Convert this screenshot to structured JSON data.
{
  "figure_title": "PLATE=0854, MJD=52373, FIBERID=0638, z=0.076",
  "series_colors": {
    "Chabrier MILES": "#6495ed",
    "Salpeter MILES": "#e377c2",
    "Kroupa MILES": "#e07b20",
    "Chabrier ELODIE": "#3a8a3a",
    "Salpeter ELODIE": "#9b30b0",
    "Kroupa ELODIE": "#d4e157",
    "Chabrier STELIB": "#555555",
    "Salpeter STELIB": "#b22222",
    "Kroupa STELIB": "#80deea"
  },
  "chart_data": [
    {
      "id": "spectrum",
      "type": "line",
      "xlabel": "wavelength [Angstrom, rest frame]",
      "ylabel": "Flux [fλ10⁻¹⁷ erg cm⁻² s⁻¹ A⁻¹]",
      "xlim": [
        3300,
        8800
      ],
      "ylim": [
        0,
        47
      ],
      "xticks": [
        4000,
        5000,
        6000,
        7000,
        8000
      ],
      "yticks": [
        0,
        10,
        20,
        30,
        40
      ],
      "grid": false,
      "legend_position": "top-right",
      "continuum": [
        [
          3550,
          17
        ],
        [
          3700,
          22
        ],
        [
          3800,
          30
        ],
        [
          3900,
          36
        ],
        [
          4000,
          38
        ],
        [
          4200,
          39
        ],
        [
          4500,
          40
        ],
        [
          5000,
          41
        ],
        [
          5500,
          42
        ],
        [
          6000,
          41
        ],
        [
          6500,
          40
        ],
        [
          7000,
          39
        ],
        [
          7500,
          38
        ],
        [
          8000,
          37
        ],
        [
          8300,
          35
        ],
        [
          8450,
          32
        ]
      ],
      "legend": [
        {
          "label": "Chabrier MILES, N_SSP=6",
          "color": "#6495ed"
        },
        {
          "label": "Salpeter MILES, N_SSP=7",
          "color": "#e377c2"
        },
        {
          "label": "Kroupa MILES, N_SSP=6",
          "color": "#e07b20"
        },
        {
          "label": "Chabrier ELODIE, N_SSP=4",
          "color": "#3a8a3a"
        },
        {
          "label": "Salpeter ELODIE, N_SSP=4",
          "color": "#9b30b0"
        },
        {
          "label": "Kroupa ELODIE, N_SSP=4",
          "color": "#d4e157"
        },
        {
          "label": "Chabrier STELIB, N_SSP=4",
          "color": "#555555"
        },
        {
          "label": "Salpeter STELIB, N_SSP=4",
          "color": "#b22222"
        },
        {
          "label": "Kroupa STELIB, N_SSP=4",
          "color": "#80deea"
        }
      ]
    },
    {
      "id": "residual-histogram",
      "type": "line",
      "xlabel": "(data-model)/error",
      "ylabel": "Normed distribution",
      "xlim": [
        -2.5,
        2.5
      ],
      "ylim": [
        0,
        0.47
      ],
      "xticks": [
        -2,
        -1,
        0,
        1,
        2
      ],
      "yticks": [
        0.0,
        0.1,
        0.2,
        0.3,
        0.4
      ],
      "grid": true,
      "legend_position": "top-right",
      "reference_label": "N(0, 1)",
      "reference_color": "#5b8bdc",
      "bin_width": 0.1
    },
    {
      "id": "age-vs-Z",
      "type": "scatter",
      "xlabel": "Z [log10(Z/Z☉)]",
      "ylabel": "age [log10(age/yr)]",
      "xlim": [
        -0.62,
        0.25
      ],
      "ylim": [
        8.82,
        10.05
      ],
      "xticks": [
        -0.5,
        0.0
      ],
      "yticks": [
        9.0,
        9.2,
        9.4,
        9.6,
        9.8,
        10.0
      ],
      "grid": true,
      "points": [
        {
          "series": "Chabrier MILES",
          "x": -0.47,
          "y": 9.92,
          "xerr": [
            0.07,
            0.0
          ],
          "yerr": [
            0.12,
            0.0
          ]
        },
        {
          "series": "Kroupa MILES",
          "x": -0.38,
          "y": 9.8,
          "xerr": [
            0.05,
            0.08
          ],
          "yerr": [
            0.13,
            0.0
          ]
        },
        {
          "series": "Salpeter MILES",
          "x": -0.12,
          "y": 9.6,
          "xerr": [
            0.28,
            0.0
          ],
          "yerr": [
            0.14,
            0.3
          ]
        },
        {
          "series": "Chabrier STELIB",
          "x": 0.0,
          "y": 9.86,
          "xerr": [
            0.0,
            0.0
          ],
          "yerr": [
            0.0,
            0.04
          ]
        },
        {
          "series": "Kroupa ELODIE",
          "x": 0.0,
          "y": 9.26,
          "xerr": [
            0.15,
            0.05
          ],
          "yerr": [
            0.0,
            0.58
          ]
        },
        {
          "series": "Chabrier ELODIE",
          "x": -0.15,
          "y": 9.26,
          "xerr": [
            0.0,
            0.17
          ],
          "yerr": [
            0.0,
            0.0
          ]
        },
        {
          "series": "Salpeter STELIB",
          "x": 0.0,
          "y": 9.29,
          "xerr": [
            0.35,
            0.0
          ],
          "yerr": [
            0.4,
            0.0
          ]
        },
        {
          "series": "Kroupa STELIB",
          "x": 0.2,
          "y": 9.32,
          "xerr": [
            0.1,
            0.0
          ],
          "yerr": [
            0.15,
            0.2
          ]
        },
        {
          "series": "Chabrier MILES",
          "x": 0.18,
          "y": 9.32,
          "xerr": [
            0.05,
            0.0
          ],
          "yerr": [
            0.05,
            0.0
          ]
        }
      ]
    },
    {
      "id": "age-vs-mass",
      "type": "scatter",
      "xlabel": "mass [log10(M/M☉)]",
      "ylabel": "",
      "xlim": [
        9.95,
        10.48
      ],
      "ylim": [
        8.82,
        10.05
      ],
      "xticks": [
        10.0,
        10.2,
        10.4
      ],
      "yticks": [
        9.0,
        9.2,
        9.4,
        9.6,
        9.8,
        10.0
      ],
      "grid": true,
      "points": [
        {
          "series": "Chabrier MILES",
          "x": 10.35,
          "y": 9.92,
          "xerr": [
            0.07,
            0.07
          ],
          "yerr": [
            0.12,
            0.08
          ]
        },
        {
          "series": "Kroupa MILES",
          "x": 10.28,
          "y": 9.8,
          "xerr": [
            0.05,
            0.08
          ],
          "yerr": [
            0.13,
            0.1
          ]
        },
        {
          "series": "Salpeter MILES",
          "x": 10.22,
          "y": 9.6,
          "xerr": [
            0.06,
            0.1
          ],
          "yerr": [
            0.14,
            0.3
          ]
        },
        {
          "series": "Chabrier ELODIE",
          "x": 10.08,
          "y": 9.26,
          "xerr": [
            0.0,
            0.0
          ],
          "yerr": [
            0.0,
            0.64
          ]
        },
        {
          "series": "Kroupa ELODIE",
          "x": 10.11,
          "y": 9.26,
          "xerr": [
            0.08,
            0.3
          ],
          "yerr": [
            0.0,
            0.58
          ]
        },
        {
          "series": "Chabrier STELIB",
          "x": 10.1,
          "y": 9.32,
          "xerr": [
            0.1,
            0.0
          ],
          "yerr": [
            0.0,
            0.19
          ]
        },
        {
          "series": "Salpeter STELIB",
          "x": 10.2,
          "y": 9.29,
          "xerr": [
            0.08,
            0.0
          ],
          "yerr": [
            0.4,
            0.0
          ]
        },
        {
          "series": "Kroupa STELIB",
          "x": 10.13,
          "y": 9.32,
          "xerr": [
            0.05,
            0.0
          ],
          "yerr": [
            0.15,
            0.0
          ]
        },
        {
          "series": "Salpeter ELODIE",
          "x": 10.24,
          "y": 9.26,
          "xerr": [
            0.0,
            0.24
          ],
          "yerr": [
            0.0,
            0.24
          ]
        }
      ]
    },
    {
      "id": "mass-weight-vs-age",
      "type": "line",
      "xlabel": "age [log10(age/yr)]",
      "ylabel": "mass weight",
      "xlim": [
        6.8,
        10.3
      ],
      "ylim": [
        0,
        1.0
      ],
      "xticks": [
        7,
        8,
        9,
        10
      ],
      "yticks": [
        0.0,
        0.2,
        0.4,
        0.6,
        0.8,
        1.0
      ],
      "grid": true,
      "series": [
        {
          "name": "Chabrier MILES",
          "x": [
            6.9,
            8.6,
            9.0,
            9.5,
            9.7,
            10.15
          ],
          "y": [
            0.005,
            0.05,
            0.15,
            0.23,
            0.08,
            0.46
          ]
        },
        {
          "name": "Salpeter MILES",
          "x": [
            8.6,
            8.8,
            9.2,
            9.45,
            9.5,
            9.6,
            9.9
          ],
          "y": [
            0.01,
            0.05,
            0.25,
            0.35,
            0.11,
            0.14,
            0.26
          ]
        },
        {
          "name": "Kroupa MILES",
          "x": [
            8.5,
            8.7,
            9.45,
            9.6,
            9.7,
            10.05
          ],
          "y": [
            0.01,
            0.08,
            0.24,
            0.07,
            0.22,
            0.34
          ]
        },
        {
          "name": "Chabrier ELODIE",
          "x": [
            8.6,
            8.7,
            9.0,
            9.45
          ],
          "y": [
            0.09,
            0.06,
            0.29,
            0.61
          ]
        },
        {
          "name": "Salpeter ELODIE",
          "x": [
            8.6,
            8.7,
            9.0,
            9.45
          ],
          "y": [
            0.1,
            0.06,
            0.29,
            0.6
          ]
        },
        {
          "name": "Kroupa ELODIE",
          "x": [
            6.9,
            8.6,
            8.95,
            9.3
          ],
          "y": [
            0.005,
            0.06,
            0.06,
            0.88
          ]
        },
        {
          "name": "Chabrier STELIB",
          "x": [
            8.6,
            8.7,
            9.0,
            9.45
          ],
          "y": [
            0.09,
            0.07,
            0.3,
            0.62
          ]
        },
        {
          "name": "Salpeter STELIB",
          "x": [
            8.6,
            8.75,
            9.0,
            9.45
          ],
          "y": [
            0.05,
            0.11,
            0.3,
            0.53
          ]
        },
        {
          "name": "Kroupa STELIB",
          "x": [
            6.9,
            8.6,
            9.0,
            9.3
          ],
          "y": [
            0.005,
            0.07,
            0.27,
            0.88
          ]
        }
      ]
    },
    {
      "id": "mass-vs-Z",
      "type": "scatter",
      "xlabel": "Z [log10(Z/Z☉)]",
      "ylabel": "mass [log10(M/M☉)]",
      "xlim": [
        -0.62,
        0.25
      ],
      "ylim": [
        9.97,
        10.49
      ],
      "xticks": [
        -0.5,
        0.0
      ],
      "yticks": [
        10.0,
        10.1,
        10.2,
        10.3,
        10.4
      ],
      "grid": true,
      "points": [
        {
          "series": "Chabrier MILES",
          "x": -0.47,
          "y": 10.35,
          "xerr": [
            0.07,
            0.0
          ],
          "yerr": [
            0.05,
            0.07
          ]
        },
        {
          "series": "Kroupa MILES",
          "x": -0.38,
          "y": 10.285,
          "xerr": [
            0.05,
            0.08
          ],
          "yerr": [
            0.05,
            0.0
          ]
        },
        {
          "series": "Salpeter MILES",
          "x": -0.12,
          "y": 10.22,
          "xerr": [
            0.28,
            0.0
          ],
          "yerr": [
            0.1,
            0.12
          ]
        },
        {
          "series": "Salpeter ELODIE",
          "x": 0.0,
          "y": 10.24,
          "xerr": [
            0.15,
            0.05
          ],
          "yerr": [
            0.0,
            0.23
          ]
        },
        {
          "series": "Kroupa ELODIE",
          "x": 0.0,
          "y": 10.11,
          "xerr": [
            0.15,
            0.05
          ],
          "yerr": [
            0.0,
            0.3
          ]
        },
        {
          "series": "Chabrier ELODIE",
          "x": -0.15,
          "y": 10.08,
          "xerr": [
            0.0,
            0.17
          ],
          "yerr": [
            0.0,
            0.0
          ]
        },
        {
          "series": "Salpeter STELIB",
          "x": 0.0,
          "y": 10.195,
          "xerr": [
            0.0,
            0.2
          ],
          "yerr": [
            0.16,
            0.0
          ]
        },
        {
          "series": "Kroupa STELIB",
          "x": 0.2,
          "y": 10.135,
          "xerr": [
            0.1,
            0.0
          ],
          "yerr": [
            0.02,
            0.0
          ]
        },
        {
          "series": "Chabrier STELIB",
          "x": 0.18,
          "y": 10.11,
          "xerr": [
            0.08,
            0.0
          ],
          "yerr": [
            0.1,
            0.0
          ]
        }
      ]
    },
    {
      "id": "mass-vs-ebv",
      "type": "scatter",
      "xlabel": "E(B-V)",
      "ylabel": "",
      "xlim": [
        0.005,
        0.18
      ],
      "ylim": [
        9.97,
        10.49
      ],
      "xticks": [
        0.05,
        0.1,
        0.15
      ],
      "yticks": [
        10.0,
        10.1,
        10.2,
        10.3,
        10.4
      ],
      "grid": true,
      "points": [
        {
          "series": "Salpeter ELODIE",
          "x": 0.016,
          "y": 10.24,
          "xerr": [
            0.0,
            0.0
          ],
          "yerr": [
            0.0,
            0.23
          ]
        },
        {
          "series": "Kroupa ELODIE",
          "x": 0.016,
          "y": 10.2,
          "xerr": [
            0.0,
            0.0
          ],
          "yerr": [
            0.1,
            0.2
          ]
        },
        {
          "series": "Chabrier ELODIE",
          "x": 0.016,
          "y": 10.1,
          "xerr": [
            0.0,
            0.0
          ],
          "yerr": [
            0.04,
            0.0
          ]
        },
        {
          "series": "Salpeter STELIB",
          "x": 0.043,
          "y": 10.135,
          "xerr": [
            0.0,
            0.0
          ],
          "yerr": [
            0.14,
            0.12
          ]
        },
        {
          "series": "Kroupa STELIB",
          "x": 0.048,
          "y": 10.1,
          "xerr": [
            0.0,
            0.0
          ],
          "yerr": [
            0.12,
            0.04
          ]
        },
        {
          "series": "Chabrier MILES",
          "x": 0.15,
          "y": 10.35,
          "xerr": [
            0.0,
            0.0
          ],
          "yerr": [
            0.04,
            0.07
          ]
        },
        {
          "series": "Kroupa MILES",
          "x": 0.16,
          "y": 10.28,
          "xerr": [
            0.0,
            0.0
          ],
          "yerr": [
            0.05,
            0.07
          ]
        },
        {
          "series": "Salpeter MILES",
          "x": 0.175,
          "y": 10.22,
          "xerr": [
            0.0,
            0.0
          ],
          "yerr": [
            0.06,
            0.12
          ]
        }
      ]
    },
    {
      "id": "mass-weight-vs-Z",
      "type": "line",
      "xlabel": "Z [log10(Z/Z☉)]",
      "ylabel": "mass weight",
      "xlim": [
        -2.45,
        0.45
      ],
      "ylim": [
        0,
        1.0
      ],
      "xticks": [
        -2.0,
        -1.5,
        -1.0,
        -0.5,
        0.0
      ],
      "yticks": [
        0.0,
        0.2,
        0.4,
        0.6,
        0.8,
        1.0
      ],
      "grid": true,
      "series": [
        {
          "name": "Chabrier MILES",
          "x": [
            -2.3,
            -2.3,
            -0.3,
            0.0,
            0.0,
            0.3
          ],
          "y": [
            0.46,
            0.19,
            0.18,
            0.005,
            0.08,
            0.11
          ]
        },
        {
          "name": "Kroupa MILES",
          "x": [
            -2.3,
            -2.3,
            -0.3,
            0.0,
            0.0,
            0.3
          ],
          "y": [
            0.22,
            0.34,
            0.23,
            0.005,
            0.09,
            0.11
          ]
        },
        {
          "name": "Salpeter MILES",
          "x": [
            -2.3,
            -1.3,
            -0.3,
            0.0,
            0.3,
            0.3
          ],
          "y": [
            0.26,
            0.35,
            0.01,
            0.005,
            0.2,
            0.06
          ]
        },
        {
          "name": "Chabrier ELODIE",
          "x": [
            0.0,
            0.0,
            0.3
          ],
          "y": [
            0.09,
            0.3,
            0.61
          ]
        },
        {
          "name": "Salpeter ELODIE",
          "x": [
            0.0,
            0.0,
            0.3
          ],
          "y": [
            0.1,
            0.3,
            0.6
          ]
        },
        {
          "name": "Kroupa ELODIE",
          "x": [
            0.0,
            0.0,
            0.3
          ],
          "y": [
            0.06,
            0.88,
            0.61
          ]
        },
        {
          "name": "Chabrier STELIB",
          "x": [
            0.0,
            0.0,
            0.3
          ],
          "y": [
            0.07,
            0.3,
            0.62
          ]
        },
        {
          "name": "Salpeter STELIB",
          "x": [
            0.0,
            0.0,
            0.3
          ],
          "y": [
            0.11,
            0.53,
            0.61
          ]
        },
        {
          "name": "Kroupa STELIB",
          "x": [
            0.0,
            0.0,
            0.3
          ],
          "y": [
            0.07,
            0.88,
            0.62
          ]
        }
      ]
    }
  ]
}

- - -

## WHAT IS ASKED
Gather every line from the listing above in which the word "weight" appears.

## RESULT BELOW
      "id": "mass-weight-vs-age",
      "ylabel": "mass weight",
      "id": "mass-weight-vs-Z",
      "ylabel": "mass weight",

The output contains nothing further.